Records for the task:
-----

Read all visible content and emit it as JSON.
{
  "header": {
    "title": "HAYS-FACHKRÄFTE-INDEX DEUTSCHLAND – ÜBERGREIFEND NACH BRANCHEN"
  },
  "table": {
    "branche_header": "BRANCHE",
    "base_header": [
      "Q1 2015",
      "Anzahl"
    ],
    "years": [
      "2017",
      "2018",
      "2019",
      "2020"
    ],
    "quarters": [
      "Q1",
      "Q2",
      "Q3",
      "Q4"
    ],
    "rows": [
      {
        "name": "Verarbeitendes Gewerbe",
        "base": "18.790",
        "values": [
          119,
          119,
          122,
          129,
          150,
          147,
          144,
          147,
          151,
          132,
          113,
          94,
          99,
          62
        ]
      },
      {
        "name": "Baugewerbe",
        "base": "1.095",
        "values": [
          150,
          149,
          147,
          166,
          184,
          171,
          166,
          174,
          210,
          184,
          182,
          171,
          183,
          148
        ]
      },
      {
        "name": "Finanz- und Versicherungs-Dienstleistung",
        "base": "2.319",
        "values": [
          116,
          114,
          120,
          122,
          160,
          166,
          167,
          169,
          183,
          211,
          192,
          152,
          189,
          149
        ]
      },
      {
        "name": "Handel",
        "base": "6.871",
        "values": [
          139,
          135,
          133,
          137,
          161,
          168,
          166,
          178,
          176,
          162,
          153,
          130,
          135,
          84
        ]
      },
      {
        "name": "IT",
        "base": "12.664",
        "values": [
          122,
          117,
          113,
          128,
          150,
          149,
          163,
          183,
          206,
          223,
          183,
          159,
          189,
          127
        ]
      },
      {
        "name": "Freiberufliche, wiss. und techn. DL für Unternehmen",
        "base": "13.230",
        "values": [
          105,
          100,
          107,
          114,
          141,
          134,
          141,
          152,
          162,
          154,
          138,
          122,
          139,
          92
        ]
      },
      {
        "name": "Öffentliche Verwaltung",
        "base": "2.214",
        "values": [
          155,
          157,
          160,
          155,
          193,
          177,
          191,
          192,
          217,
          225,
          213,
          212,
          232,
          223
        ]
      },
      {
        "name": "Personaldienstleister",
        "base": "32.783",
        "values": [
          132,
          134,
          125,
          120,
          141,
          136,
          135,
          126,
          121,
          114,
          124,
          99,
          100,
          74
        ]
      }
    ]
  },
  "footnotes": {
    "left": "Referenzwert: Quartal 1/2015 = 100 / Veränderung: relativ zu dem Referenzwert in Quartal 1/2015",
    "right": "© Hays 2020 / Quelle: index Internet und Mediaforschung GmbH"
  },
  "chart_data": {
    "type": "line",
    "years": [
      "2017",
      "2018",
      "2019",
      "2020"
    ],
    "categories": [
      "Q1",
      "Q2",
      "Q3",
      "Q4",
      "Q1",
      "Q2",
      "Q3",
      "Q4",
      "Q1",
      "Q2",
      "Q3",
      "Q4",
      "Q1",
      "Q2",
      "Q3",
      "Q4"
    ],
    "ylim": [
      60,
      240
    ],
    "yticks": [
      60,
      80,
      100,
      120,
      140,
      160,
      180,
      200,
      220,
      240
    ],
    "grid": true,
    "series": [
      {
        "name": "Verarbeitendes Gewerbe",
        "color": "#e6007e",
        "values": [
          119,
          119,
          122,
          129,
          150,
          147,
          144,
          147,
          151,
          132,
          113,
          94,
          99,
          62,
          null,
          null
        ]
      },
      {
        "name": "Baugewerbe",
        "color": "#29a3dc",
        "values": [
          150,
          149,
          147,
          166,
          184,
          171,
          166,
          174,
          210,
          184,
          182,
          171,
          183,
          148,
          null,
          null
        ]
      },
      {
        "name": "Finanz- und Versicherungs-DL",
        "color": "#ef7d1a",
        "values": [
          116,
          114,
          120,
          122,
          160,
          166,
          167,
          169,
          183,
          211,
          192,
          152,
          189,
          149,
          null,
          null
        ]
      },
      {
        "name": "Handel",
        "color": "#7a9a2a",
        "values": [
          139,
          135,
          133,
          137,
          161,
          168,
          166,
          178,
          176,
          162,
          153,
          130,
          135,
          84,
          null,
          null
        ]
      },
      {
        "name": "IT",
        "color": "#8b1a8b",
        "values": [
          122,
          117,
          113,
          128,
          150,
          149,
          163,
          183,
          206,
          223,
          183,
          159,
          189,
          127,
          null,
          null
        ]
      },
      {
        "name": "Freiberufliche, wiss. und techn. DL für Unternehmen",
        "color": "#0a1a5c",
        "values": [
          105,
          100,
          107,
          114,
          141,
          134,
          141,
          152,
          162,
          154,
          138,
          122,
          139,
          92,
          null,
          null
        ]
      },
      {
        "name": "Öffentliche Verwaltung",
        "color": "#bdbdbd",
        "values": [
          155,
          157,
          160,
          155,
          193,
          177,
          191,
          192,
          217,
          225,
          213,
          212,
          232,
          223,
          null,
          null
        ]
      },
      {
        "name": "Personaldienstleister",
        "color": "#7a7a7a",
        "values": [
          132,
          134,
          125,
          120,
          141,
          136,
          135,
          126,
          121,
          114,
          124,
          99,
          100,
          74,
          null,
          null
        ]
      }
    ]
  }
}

-----

What this task involves:
Retype every entry word for word.

The answer:
Read all visible content and emit it as JSON.
{
  "header": {
    "title": "HAYS-FACHKRÄFTE-INDEX DEUTSCHLAND – ÜBERGREIFEND NACH BRANCHEN"
  },
  "table": {
    "branche_header": "BRANCHE",
    "base_header": [
      "Q1 2015",
      "Anzahl"
    ],
    "years": [
      "2017",
      "2018",
      "2019",
      "2020"
    ],
    "quarters": [
      "Q1",
      "Q2",
      "Q3",
      "Q4"
    ],
    "rows": [
      {
        "name": "Verarbeitendes Gewerbe",
        "base": "18.790",
        "values": [
          119,
          119,
          122,
          129,
          150,
          147,
          144,
          147,
          151,
          132,
          113,
          94,
          99,
          62
        ]
      },
      {
        "name": "Baugewerbe",
        "base": "1.095",
        "values": [
          150,
          149,
          147,
          166,
          184,
          171,
          166,
          174,
          210,
          184,
          182,
          171,
          183,
          148
        ]
      },
      {
        "name": "Finanz- und Versicherungs-Dienstleistung",
        "base": "2.319",
        "values": [
          116,
          114,
          120,
          122,
          160,
          166,
          167,
          169,
          183,
          211,
          192,
          152,
          189,
          149
        ]
      },
      {
        "name": "Handel",
        "base": "6.871",
        "values": [
          139,
          135,
          133,
          137,
          161,
          168,
          166,
          178,
          176,
          162,
          153,
          130,
          135,
          84
        ]
      },
      {
        "name": "IT",
        "base": "12.664",
        "values": [
          122,
          117,
          113,
          128,
          150,
          149,
          163,
          183,
          206,
          223,
          183,
          159,
          189,
          127
        ]
      },
      {
        "name": "Freiberufliche, wiss. und techn. DL für Unternehmen",
        "base": "13.230",
        "values": [
          105,
          100,
          107,
          114,
          141,
          134,
          141,
          152,
          162,
          154,
          138,
          122,
          139,
          92
        ]
      },
      {
        "name": "Öffentliche Verwaltung",
        "base": "2.214",
        "values": [
          155,
          157,
          160,
          155,
          193,
          177,
          191,
          192,
          217,
          225,
          213,
          212,
          232,
          223
        ]
      },
      {
        "name": "Personaldienstleister",
        "base": "32.783",
        "values": [
          132,
          134,
          125,
          120,
          141,
          136,
          135,
          126,
          121,
          114,
          124,
          99,
          100,
          74
        ]
      }
    ]
  },
  "footnotes": {
    "left": "Referenzwert: Quartal 1/2015 = 100 / Veränderung: relativ zu dem Referenzwert in Quartal 1/2015",
    "right": "© Hays 2020 / Quelle: index Internet und Mediaforschung GmbH"
  },
  "chart_data": {
    "type": "line",
    "years": [
      "2017",
      "2018",
      "2019",
      "2020"
    ],
    "categories": [
      "Q1",
      "Q2",
      "Q3",
      "Q4",
      "Q1",
      "Q2",
      "Q3",
      "Q4",
      "Q1",
      "Q2",
      "Q3",
      "Q4",
      "Q1",
      "Q2",
      "Q3",
      "Q4"
    ],
    "ylim": [
      60,
      240
    ],
    "yticks": [
      60,
      80,
      100,
      120,
      140,
      160,
      180,
      200,
      220,
      240
    ],
    "grid": true,
    "series": [
      {
        "name": "Verarbeitendes Gewerbe",
        "color": "#e6007e",
        "values": [
          119,
          119,
          122,
          129,
          150,
          147,
          144,
          147,
          151,
          132,
          113,
          94,
          99,
          62,
          null,
          null
        ]
      },
      {
        "name": "Baugewerbe",
        "color": "#29a3dc",
        "values": [
          150,
          149,
          147,
          166,
          184,
          171,
          166,
          174,
          210,
          184,
          182,
          171,
          183,
          148,
          null,
          null
        ]
      },
      {
        "name": "Finanz- und Versicherungs-DL",
        "color": "#ef7d1a",
        "values": [
          116,
          114,
          120,
          122,
          160,
          166,
          167,
          169,
          183,
          211,
          192,
          152,
          189,
          149,
          null,
          null
        ]
      },
      {
        "name": "Handel",
        "color": "#7a9a2a",
        "values": [
          139,
          135,
          133,
          137,
          161,
          168,
          166,
          178,
          176,
          162,
          153,
          130,
          135,
          84,
          null,
          null
        ]
      },
      {
        "name": "IT",
        "color": "#8b1a8b",
        "values": [
          122,
          117,
          113,
          128,
          150,
          149,
          163,
          183,
          206,
          223,
          183,
          159,
          189,
          127,
          null,
          null
        ]
      },
      {
        "name": "Freiberufliche, wiss. und techn. DL für Unternehmen",
        "color": "#0a1a5c",
        "values": [
          105,
          100,
          107,
          114,
          141,
          134,
          141,
          152,
          162,
          154,
          138,
          122,
          139,
          92,
          null,
          null
        ]
      },
      {
        "name": "Öffentliche Verwaltung",
        "color": "#bdbdbd",
        "values": [
          155,
          157,
          160,
          155,
          193,
          177,
          191,
          192,
          217,
          225,
          213,
          212,
          232,
          223,
          null,
          null
        ]
      },
      {
        "name": "Personaldienstleister",
        "color": "#7a7a7a",
        "values": [
          132,
          134,
          125,
          120,
          141,
          136,
          135,
          126,
          121,
          114,
          124,
          99,
          100,
          74,
          null,
          null
        ]
      }
    ]
  }
}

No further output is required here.